데이터 항목:
= = =

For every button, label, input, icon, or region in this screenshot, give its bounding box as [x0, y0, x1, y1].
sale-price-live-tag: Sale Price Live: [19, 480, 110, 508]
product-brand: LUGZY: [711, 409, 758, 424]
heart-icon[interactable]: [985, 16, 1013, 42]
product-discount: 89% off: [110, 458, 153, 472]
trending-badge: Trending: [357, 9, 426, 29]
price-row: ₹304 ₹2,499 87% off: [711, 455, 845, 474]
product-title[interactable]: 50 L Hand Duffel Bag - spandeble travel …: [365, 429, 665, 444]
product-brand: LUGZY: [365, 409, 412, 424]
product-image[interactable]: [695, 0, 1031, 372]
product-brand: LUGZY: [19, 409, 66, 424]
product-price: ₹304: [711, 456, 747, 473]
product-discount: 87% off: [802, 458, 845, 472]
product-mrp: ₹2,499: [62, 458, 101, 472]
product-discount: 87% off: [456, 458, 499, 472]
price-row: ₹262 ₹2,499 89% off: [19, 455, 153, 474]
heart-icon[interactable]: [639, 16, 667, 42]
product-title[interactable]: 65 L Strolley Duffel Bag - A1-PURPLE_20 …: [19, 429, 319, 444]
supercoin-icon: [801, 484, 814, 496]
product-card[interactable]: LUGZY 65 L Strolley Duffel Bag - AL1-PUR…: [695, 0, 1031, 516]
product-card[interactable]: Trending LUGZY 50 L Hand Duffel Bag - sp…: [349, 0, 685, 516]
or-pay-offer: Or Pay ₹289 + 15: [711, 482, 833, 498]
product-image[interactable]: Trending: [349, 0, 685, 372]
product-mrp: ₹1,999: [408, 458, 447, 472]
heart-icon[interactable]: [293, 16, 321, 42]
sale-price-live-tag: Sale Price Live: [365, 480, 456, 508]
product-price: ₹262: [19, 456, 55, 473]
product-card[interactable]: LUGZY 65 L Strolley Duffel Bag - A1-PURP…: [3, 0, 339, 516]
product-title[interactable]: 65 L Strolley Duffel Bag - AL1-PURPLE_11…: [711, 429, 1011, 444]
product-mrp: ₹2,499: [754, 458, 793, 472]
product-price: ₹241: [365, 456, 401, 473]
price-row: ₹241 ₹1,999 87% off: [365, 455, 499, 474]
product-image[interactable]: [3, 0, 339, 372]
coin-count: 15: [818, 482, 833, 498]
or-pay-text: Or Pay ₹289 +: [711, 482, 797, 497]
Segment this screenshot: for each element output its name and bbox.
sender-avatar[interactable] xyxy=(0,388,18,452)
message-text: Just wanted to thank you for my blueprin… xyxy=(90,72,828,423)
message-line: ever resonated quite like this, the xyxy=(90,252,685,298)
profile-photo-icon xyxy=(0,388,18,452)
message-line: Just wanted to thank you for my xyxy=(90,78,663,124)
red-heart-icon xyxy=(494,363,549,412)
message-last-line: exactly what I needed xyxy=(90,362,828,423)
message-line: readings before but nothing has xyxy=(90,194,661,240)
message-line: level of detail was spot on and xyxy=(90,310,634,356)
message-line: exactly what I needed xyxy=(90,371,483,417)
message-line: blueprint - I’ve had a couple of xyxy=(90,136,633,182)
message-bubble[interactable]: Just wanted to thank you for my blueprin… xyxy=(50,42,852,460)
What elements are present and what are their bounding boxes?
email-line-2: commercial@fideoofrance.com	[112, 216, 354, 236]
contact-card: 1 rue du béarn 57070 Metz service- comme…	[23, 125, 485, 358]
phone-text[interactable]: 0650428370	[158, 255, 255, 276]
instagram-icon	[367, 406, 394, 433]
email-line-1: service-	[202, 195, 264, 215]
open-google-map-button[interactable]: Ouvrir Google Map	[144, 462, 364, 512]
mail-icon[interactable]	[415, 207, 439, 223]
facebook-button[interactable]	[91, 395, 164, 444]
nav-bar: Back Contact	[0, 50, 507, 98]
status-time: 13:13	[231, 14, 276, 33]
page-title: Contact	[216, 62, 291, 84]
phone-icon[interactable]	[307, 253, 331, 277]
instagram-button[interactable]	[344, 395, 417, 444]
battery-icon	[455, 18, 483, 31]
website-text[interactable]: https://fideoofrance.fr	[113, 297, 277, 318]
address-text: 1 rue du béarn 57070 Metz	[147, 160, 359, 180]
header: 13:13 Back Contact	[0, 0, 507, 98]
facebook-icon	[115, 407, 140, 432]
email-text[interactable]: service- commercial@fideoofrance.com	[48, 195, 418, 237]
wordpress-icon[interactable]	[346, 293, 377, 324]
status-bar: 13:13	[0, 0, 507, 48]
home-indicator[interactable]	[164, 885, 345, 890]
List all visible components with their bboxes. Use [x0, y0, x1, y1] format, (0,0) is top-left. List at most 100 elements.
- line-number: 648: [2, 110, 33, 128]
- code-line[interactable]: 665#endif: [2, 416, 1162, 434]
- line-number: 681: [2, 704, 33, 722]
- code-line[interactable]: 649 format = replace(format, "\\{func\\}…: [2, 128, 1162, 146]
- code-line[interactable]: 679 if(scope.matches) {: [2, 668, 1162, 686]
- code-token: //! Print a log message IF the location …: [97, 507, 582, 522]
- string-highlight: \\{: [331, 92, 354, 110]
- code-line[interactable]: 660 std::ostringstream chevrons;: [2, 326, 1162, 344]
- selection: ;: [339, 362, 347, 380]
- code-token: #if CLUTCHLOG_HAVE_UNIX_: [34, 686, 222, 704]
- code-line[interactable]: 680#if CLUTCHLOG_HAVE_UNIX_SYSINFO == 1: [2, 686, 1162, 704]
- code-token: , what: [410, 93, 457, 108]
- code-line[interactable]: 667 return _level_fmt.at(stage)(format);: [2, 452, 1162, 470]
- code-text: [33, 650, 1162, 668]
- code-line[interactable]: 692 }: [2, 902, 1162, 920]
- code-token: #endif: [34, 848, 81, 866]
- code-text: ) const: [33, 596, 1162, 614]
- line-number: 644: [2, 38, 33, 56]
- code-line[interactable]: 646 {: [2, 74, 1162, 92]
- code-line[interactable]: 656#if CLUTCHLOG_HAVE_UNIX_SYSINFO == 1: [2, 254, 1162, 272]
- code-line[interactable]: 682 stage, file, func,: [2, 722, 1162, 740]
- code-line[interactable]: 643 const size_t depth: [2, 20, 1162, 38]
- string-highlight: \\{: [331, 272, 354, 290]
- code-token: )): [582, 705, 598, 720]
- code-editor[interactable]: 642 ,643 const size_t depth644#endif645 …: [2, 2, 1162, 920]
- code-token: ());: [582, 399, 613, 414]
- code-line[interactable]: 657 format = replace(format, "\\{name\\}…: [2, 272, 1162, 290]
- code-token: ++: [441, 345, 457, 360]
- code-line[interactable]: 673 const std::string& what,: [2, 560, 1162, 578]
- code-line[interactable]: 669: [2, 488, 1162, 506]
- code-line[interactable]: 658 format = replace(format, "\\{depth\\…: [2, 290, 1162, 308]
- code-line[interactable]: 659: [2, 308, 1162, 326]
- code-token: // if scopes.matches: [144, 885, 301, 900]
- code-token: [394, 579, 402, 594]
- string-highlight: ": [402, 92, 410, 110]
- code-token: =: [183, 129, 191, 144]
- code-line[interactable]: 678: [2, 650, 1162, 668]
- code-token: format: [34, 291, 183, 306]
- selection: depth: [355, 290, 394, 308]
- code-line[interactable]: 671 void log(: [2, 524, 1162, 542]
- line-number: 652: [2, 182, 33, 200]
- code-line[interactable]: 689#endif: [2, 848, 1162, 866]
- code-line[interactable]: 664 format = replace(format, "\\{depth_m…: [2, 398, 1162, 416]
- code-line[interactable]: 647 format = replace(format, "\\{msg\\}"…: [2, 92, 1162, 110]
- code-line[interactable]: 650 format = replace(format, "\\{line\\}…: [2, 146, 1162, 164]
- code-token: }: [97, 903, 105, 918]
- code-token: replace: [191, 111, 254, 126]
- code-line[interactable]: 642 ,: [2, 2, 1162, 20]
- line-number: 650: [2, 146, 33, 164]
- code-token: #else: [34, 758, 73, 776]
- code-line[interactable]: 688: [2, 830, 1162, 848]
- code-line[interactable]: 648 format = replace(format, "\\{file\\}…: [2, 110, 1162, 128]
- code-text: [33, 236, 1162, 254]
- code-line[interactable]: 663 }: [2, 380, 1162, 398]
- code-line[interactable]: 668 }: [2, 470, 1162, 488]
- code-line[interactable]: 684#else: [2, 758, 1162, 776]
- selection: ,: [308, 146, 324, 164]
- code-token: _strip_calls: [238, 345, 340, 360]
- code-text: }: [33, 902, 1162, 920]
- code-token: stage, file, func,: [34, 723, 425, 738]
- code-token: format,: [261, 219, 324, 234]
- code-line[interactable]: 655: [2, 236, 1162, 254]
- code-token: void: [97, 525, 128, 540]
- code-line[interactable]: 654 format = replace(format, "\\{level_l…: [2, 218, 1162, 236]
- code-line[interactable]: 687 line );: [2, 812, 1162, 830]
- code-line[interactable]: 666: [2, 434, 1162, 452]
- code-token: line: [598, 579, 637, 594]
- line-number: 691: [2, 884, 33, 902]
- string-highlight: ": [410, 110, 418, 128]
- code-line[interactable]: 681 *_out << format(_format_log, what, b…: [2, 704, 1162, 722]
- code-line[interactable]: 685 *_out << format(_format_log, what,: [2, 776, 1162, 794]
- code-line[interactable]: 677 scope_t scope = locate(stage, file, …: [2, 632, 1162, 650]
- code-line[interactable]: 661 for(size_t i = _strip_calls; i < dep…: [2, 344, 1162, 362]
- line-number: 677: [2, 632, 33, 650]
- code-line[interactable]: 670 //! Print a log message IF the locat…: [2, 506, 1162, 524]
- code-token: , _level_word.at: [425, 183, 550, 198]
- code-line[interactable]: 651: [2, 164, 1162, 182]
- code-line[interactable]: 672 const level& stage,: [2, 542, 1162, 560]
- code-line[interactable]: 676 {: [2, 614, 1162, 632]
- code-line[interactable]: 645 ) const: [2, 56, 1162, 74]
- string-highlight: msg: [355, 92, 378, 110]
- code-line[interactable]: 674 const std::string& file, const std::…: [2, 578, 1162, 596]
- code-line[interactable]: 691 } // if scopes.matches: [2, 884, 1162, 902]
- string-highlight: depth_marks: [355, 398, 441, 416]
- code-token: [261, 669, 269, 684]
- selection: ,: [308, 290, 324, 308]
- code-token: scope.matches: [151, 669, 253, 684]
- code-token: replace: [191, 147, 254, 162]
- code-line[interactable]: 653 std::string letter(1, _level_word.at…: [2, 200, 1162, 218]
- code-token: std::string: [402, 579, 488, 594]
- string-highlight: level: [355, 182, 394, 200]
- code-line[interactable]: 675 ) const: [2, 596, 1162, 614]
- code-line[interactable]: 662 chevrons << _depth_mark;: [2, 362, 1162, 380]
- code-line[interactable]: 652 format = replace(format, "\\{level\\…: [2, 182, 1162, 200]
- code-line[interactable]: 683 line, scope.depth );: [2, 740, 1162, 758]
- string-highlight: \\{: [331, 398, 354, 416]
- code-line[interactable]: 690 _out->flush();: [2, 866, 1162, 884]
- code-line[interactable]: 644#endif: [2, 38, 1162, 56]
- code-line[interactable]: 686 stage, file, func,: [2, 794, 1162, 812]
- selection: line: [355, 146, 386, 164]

= = =

_과제 지시문_: 자료의 첫 줄부터 "coin-count: 15: [818, 482, 833, 498]"이(가) 들어 있는 줄까지(그 줄 포함) "heart-icon"을(를) 모두 "wishlist-icon"(으)로 바꾸어 갱신하시오. 나머지는 그대로 두고 해당 줄만 다시 제시하시오.

_과제 답안_:
For every button, label, input, icon, or region in this screenshot, give its bounding box as [x0, y0, x1, y1].
sale-price-live-tag: Sale Price Live: [19, 480, 110, 508]
product-brand: LUGZY: [711, 409, 758, 424]
wishlist-icon[interactable]: [985, 16, 1013, 42]
product-discount: 89% off: [110, 458, 153, 472]
trending-badge: Trending: [357, 9, 426, 29]
price-row: ₹304 ₹2,499 87% off: [711, 455, 845, 474]
product-title[interactable]: 50 L Hand Duffel Bag - spandeble travel …: [365, 429, 665, 444]
product-brand: LUGZY: [365, 409, 412, 424]
product-image[interactable]: [695, 0, 1031, 372]
product-brand: LUGZY: [19, 409, 66, 424]
product-price: ₹304: [711, 456, 747, 473]
product-discount: 87% off: [802, 458, 845, 472]
product-mrp: ₹2,499: [62, 458, 101, 472]
product-discount: 87% off: [456, 458, 499, 472]
price-row: ₹262 ₹2,499 89% off: [19, 455, 153, 474]
wishlist-icon[interactable]: [639, 16, 667, 42]
product-title[interactable]: 65 L Strolley Duffel Bag - A1-PURPLE_20 …: [19, 429, 319, 444]
supercoin-icon: [801, 484, 814, 496]
product-card[interactable]: LUGZY 65 L Strolley Duffel Bag - AL1-PUR…: [695, 0, 1031, 516]
product-card[interactable]: Trending LUGZY 50 L Hand Duffel Bag - sp…: [349, 0, 685, 516]
or-pay-offer: Or Pay ₹289 + 15: [711, 482, 833, 498]
product-image[interactable]: Trending: [349, 0, 685, 372]
product-mrp: ₹1,999: [408, 458, 447, 472]
wishlist-icon[interactable]: [293, 16, 321, 42]
sale-price-live-tag: Sale Price Live: [365, 480, 456, 508]
product-price: ₹262: [19, 456, 55, 473]
product-card[interactable]: LUGZY 65 L Strolley Duffel Bag - A1-PURP…: [3, 0, 339, 516]
product-title[interactable]: 65 L Strolley Duffel Bag - AL1-PURPLE_11…: [711, 429, 1011, 444]
product-mrp: ₹2,499: [754, 458, 793, 472]
product-price: ₹241: [365, 456, 401, 473]
price-row: ₹241 ₹1,999 87% off: [365, 455, 499, 474]
product-image[interactable]: [3, 0, 339, 372]
coin-count: 15: [818, 482, 833, 498]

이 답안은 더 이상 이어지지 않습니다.